→ **Stated task**
Only the number is wanted: how many lines hold the word "Sprache"?
--- start Available data ---
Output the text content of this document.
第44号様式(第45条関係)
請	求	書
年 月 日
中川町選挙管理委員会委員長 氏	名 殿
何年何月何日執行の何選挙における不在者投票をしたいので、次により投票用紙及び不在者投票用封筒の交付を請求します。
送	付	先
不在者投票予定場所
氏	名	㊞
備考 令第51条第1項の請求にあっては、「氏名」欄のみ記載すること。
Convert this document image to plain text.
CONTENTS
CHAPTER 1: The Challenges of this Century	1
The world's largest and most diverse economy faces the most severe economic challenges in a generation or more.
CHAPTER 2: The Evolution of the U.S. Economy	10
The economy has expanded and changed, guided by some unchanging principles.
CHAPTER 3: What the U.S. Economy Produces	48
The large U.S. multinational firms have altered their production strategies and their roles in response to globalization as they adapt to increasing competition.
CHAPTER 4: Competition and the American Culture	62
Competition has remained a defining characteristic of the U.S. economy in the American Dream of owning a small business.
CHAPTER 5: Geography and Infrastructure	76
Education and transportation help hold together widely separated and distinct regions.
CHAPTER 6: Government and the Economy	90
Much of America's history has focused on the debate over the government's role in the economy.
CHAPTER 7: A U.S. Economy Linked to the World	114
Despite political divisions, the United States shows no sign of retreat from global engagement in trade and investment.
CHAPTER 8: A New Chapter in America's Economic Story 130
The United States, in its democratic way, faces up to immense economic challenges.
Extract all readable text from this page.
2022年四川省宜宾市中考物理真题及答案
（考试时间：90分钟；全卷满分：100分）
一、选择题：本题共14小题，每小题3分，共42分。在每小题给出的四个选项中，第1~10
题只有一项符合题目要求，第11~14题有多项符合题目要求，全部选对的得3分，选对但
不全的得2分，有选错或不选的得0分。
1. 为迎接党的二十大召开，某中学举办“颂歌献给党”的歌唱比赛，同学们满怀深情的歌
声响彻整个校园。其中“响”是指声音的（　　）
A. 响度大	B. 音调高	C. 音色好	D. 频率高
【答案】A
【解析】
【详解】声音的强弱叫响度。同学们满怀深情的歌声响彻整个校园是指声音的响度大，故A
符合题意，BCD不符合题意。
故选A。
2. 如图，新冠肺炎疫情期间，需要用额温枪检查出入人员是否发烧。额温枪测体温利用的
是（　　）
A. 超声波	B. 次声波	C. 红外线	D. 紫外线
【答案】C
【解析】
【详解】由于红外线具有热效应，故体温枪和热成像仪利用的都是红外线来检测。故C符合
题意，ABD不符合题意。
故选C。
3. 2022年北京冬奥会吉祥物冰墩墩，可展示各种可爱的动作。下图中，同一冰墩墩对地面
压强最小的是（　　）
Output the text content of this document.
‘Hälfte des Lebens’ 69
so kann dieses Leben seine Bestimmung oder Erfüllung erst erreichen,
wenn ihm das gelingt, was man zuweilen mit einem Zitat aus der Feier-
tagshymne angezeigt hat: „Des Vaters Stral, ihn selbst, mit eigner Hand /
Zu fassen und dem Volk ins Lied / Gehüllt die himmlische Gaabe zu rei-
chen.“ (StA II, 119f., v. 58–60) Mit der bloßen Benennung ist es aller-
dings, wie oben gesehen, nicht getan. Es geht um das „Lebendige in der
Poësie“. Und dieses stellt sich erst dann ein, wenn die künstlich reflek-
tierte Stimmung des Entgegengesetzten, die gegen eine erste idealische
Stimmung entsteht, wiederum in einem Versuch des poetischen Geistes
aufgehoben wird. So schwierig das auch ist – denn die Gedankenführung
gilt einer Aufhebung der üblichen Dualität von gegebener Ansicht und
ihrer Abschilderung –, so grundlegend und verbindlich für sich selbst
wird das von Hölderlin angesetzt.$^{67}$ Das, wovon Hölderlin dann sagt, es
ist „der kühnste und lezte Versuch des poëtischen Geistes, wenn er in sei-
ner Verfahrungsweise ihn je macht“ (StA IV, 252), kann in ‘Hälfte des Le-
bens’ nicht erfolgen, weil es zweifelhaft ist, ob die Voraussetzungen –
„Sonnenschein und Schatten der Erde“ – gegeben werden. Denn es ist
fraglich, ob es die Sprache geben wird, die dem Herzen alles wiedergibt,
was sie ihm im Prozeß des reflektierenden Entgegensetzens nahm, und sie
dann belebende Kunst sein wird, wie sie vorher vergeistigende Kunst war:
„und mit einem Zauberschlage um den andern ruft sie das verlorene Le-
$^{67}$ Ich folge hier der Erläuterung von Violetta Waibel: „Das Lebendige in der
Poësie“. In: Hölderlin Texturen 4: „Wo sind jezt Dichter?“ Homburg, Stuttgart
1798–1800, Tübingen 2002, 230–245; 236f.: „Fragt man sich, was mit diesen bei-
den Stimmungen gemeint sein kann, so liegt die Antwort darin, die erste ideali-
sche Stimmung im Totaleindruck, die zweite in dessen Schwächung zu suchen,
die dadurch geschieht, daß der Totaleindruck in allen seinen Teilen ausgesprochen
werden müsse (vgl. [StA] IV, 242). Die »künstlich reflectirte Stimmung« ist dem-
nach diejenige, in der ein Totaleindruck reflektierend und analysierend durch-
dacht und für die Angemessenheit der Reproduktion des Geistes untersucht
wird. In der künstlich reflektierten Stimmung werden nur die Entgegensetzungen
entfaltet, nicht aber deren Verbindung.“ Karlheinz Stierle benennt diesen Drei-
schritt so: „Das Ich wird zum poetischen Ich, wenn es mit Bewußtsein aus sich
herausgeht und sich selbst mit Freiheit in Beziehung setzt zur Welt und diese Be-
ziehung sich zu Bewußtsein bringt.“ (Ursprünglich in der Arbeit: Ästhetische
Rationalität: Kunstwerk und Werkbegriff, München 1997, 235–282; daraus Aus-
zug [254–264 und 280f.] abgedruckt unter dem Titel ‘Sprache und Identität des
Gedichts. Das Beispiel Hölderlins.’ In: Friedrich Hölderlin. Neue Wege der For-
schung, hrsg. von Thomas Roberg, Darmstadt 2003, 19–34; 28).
--- end Available data ---
→ **Answer to the problem**
2